**WHAT THE TASK ASKS:** In the records below, pick out all lines containing the word "JSON".

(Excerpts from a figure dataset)
::::::
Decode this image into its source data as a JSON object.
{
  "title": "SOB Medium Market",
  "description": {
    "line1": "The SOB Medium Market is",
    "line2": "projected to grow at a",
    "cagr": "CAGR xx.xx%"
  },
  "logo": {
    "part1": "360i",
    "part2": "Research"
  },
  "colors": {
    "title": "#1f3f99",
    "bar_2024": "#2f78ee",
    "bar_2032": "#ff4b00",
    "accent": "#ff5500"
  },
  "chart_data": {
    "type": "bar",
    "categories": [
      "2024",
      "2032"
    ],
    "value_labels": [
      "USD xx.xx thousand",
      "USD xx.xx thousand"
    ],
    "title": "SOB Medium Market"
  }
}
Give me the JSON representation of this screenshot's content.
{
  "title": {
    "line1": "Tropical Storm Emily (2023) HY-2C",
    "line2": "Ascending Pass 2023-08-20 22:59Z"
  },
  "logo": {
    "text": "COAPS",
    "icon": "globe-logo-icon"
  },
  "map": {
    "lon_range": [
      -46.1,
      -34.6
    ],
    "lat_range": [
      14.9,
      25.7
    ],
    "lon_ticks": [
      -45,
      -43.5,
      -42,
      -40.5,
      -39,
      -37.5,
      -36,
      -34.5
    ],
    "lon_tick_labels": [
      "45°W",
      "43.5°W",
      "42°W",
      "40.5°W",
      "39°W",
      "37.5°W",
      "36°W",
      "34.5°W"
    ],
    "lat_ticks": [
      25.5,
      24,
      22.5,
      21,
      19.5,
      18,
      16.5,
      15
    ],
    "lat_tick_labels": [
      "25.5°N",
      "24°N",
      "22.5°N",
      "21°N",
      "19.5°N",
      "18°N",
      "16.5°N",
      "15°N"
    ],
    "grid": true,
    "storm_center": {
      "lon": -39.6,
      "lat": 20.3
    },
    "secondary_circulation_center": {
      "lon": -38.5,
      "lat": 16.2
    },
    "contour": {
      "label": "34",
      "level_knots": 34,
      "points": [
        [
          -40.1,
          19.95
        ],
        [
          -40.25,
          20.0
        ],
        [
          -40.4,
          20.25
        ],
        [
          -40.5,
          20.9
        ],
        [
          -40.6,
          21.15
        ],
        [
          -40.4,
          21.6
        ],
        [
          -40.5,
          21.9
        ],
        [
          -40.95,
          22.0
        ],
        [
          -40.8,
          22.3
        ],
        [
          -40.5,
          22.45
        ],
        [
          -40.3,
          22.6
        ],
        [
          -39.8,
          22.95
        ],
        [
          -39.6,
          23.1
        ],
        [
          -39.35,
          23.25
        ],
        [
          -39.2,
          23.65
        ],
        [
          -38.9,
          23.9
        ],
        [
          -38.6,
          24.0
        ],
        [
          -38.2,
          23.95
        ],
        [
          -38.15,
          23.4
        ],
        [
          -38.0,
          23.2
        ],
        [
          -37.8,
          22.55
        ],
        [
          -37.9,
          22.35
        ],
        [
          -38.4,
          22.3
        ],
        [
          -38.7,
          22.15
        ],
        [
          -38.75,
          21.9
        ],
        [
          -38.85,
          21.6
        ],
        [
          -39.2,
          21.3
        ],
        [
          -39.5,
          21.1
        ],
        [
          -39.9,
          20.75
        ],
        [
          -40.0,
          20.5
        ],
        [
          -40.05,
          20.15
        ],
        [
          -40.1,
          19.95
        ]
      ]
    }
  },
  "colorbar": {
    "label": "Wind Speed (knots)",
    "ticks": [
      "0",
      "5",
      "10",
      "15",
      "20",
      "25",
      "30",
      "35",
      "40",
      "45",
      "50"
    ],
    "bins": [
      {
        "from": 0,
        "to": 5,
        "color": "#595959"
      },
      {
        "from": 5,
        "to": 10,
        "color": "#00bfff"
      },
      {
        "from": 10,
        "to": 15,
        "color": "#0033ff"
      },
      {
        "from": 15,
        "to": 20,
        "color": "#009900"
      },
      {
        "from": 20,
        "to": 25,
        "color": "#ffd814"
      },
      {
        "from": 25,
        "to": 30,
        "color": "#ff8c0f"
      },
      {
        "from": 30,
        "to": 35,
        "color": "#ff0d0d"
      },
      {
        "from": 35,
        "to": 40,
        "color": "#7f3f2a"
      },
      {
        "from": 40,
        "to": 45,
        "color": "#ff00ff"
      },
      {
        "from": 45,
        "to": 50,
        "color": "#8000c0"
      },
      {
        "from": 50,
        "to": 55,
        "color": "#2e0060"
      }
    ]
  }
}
::::::
**ANSWER TO THE TASK:**
Decode this image into its source data as a JSON object.
Give me the JSON representation of this screenshot's content.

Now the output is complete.